Please reproduce the stretch of material from the start through the line that contains "breadcrumb-separator: > — [133, 232, 146, 248]", keeping each line exactly as it appears.

BEGIN RECORDS SUPPLIED

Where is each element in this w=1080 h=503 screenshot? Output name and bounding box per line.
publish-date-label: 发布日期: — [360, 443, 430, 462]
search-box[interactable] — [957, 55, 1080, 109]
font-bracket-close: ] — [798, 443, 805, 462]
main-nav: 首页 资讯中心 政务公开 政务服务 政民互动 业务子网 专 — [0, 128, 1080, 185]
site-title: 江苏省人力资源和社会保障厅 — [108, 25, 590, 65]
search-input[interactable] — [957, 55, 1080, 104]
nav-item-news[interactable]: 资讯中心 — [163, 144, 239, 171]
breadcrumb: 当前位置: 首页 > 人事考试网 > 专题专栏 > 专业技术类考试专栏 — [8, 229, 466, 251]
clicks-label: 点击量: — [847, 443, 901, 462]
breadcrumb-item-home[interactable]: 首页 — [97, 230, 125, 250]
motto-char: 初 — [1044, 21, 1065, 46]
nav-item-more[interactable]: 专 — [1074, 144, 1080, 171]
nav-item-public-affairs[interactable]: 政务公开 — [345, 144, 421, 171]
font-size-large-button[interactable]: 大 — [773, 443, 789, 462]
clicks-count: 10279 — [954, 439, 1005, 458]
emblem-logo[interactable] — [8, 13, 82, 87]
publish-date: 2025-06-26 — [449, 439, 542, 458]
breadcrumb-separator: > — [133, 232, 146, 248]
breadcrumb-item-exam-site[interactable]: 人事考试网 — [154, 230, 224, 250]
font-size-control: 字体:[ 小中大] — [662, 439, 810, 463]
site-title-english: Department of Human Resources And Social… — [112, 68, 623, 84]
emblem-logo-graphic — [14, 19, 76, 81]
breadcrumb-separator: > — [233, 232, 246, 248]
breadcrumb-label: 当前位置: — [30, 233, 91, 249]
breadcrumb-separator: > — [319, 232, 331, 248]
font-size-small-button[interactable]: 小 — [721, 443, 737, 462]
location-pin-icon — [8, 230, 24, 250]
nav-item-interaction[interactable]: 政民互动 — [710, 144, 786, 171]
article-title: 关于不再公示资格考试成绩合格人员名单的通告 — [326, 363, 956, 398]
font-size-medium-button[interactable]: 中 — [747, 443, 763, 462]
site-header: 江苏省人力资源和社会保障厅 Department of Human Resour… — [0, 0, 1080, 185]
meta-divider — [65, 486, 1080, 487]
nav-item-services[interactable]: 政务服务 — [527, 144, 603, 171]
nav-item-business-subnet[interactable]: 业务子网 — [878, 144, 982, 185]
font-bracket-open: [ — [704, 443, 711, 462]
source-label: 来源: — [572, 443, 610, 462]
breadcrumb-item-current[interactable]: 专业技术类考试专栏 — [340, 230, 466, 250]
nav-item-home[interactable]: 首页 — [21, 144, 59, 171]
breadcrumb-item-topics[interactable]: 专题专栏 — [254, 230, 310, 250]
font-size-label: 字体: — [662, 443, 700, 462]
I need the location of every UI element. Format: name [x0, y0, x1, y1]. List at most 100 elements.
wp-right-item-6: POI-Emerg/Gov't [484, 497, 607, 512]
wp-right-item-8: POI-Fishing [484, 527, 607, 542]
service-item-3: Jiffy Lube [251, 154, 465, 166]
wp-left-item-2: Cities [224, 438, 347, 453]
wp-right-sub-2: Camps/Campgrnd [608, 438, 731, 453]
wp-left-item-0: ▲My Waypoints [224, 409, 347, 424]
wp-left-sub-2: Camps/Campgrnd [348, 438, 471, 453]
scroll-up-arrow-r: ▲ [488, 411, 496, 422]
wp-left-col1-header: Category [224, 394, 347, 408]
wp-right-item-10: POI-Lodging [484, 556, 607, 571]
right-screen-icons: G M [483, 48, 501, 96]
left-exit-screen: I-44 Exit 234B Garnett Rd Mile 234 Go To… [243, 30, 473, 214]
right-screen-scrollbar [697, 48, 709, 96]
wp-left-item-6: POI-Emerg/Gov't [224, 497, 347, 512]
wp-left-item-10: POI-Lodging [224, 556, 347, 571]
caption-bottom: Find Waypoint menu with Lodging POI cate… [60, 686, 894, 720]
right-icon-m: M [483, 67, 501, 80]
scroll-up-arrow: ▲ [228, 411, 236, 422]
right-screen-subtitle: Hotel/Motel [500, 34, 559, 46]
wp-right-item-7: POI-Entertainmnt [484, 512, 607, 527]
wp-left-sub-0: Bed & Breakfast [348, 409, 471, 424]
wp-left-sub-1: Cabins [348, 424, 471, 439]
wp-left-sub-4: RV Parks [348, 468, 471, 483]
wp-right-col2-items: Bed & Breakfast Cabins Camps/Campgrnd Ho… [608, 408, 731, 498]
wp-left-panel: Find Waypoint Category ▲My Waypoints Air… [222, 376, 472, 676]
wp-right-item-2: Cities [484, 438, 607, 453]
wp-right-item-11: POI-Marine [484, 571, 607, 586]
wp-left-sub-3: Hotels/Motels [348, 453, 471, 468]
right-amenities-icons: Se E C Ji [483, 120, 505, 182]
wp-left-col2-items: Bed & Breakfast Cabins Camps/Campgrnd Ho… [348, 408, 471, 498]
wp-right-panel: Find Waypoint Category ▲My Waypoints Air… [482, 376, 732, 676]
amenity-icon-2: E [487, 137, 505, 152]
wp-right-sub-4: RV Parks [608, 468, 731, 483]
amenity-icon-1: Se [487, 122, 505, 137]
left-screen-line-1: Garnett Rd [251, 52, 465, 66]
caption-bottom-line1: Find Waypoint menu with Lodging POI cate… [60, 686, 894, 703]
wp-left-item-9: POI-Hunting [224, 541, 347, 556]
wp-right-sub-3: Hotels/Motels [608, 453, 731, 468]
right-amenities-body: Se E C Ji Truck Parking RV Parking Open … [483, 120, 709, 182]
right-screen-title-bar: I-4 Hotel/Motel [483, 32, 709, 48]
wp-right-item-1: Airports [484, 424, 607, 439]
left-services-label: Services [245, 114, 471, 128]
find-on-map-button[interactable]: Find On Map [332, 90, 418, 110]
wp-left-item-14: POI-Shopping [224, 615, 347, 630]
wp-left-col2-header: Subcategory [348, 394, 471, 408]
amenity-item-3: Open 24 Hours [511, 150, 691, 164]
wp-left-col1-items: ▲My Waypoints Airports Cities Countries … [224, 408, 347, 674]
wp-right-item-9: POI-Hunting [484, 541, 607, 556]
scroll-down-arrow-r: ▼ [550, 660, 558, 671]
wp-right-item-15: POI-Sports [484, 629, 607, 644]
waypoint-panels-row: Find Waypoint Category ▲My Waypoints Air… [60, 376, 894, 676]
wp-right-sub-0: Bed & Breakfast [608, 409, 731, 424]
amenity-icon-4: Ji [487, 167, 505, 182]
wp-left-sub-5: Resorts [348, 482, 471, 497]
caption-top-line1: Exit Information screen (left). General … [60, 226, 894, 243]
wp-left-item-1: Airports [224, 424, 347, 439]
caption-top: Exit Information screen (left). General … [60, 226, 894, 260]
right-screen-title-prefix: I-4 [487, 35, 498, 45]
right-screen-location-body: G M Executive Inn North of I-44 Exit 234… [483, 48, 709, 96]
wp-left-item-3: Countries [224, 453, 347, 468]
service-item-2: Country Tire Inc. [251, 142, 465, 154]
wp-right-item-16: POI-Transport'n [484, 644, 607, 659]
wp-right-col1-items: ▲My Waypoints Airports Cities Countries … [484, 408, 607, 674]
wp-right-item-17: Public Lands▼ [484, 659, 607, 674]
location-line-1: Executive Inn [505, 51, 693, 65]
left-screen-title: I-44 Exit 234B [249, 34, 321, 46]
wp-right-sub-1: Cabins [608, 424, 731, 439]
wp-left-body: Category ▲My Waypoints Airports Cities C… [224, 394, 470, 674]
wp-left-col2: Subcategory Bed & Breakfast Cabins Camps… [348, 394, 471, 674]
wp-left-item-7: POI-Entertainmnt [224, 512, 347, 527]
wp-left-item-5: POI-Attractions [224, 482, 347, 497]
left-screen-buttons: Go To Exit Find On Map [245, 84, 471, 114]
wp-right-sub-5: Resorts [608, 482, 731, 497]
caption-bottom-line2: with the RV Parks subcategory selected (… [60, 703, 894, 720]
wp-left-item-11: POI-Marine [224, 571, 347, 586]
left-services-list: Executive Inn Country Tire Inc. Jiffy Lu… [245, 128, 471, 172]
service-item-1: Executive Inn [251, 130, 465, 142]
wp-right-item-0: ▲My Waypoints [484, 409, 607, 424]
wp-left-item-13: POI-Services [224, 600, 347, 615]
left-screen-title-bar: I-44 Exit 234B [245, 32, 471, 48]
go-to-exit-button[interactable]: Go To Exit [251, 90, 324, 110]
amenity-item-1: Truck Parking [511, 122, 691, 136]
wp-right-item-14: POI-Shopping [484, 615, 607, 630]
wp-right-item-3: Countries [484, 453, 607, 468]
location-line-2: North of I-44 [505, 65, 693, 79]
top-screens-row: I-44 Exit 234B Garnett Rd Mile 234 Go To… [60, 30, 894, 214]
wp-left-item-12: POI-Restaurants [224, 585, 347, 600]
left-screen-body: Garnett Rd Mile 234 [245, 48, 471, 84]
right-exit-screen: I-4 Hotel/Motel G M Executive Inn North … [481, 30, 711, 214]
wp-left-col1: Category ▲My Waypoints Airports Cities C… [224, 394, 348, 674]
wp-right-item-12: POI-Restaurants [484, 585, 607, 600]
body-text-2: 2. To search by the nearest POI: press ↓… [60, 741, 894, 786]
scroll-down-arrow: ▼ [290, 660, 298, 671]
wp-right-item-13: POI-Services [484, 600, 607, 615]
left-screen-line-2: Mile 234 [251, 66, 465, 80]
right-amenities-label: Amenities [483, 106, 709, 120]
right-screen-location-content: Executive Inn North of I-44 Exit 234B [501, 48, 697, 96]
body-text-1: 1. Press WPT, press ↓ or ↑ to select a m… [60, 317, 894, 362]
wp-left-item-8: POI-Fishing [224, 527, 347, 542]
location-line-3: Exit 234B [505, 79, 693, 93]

END RECORDS SUPPLIED

**RESPONSE TO THIS EXERCISE:**
Where is each element in this w=1080 h=503 screenshot? Output name and bounding box per line.
publish-date-label: 发布日期: — [360, 443, 430, 462]
search-box[interactable] — [957, 55, 1080, 109]
font-bracket-close: ] — [798, 443, 805, 462]
main-nav: 首页 资讯中心 政务公开 政务服务 政民互动 业务子网 专 — [0, 128, 1080, 185]
site-title: 江苏省人力资源和社会保障厅 — [108, 25, 590, 65]
search-input[interactable] — [957, 55, 1080, 104]
nav-item-news[interactable]: 资讯中心 — [163, 144, 239, 171]
breadcrumb: 当前位置: 首页 > 人事考试网 > 专题专栏 > 专业技术类考试专栏 — [8, 229, 466, 251]
clicks-label: 点击量: — [847, 443, 901, 462]
breadcrumb-item-home[interactable]: 首页 — [97, 230, 125, 250]
motto-char: 初 — [1044, 21, 1065, 46]
nav-item-more[interactable]: 专 — [1074, 144, 1080, 171]
nav-item-public-affairs[interactable]: 政务公开 — [345, 144, 421, 171]
font-size-large-button[interactable]: 大 — [773, 443, 789, 462]
clicks-count: 10279 — [954, 439, 1005, 458]
emblem-logo[interactable] — [8, 13, 82, 87]
publish-date: 2025-06-26 — [449, 439, 542, 458]
breadcrumb-separator: > — [133, 232, 146, 248]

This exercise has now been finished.